# What is required
Quote the whole listing word for word, please.

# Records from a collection
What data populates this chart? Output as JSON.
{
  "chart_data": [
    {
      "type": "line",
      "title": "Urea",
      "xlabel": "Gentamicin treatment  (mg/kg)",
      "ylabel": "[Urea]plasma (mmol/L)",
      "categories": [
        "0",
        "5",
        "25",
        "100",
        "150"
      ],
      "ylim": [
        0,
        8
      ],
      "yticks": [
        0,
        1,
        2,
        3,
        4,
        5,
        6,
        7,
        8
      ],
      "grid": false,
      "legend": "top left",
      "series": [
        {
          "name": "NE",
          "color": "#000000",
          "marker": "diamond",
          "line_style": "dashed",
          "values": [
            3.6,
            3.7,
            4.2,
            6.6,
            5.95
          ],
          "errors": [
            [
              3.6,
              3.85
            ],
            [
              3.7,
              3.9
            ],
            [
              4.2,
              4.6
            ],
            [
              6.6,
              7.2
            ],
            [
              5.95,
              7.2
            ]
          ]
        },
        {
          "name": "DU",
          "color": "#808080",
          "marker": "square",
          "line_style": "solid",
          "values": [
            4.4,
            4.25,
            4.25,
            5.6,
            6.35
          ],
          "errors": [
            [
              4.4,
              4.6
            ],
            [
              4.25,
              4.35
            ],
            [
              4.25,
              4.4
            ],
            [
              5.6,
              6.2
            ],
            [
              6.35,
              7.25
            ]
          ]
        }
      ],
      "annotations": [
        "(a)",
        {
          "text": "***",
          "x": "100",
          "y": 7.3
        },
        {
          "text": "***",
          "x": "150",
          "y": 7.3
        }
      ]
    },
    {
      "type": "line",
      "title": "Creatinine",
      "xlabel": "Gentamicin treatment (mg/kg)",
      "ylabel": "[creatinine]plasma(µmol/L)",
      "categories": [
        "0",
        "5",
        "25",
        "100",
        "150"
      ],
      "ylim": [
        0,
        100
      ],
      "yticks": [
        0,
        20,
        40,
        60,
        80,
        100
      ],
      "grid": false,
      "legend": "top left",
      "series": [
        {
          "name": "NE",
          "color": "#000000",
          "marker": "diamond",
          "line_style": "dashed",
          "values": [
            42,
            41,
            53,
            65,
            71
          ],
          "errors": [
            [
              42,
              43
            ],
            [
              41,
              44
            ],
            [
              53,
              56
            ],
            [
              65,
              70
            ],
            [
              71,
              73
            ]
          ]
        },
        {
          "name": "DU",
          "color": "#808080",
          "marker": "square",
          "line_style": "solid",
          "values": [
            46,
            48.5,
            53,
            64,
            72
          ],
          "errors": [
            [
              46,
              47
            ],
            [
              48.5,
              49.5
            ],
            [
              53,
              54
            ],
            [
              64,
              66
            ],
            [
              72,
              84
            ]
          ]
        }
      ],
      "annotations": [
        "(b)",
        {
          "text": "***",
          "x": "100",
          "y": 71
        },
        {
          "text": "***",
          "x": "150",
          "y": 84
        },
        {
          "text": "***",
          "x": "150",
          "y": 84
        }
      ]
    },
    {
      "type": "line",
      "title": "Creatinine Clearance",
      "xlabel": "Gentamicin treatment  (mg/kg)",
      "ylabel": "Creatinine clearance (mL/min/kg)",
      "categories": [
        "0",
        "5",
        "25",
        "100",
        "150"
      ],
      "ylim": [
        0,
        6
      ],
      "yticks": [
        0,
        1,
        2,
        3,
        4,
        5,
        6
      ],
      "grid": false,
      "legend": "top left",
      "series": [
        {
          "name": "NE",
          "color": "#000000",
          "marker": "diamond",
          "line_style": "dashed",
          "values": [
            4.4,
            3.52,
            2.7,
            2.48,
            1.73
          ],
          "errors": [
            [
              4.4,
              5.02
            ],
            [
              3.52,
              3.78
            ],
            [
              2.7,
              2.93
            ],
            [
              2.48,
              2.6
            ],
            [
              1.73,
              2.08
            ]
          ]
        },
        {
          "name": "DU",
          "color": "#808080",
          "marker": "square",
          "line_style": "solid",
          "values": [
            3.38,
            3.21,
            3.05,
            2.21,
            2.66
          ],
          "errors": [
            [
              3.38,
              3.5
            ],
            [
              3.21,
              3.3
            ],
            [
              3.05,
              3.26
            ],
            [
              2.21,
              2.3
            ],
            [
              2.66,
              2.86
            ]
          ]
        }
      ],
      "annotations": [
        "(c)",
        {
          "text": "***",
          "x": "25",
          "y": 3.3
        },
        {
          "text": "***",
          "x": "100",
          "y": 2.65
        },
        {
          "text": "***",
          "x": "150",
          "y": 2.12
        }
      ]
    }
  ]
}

# Answer to the problem
What data populates this chart? Output as JSON.
{
  "chart_data": [
    {
      "type": "line",
      "title": "Urea",
      "xlabel": "Gentamicin treatment  (mg/kg)",
      "ylabel": "[Urea]plasma (mmol/L)",
      "categories": [
        "0",
        "5",
        "25",
        "100",
        "150"
      ],
      "ylim": [
        0,
        8
      ],
      "yticks": [
        0,
        1,
        2,
        3,
        4,
        5,
        6,
        7,
        8
      ],
      "grid": false,
      "legend": "top left",
      "series": [
        {
          "name": "NE",
          "color": "#000000",
          "marker": "diamond",
          "line_style": "dashed",
          "values": [
            3.6,
            3.7,
            4.2,
            6.6,
            5.95
          ],
          "errors": [
            [
              3.6,
              3.85
            ],
            [
              3.7,
              3.9
            ],
            [
              4.2,
              4.6
            ],
            [
              6.6,
              7.2
            ],
            [
              5.95,
              7.2
            ]
          ]
        },
        {
          "name": "DU",
          "color": "#808080",
          "marker": "square",
          "line_style": "solid",
          "values": [
            4.4,
            4.25,
            4.25,
            5.6,
            6.35
          ],
          "errors": [
            [
              4.4,
              4.6
            ],
            [
              4.25,
              4.35
            ],
            [
              4.25,
              4.4
            ],
            [
              5.6,
              6.2
            ],
            [
              6.35,
              7.25
            ]
          ]
        }
      ],
      "annotations": [
        "(a)",
        {
          "text": "***",
          "x": "100",
          "y": 7.3
        },
        {
          "text": "***",
          "x": "150",
          "y": 7.3
        }
      ]
    },
    {
      "type": "line",
      "title": "Creatinine",
      "xlabel": "Gentamicin treatment (mg/kg)",
      "ylabel": "[creatinine]plasma(µmol/L)",
      "categories": [
        "0",
        "5",
        "25",
        "100",
        "150"
      ],
      "ylim": [
        0,
        100
      ],
      "yticks": [
        0,
        20,
        40,
        60,
        80,
        100
      ],
      "grid": false,
      "legend": "top left",
      "series": [
        {
          "name": "NE",
          "color": "#000000",
          "marker": "diamond",
          "line_style": "dashed",
          "values": [
            42,
            41,
            53,
            65,
            71
          ],
          "errors": [
            [
              42,
              43
            ],
            [
              41,
              44
            ],
            [
              53,
              56
            ],
            [
              65,
              70
            ],
            [
              71,
              73
            ]
          ]
        },
        {
          "name": "DU",
          "color": "#808080",
          "marker": "square",
          "line_style": "solid",
          "values": [
            46,
            48.5,
            53,
            64,
            72
          ],
          "errors": [
            [
              46,
              47
            ],
            [
              48.5,
              49.5
            ],
            [
              53,
              54
            ],
            [
              64,
              66
            ],
            [
              72,
              84
            ]
          ]
        }
      ],
      "annotations": [
        "(b)",
        {
          "text": "***",
          "x": "100",
          "y": 71
        },
        {
          "text": "***",
          "x": "150",
          "y": 84
        },
        {
          "text": "***",
          "x": "150",
          "y": 84
        }
      ]
    },
    {
      "type": "line",
      "title": "Creatinine Clearance",
      "xlabel": "Gentamicin treatment  (mg/kg)",
      "ylabel": "Creatinine clearance (mL/min/kg)",
      "categories": [
        "0",
        "5",
        "25",
        "100",
        "150"
      ],
      "ylim": [
        0,
        6
      ],
      "yticks": [
        0,
        1,
        2,
        3,
        4,
        5,
        6
      ],
      "grid": false,
      "legend": "top left",
      "series": [
        {
          "name": "NE",
          "color": "#000000",
          "marker": "diamond",
          "line_style": "dashed",
          "values": [
            4.4,
            3.52,
            2.7,
            2.48,
            1.73
          ],
          "errors": [
            [
              4.4,
              5.02
            ],
            [
              3.52,
              3.78
            ],
            [
              2.7,
              2.93
            ],
            [
              2.48,
              2.6
            ],
            [
              1.73,
              2.08
            ]
          ]
        },
        {
          "name": "DU",
          "color": "#808080",
          "marker": "square",
          "line_style": "solid",
          "values": [
            3.38,
            3.21,
            3.05,
            2.21,
            2.66
          ],
          "errors": [
            [
              3.38,
              3.5
            ],
            [
              3.21,
              3.3
            ],
            [
              3.05,
              3.26
            ],
            [
              2.21,
              2.3
            ],
            [
              2.66,
              2.86
            ]
          ]
        }
      ],
      "annotations": [
        "(c)",
        {
          "text": "***",
          "x": "25",
          "y": 3.3
        },
        {
          "text": "***",
          "x": "100",
          "y": 2.65
        },
        {
          "text": "***",
          "x": "150",
          "y": 2.12
        }
      ]
    }
  ]
}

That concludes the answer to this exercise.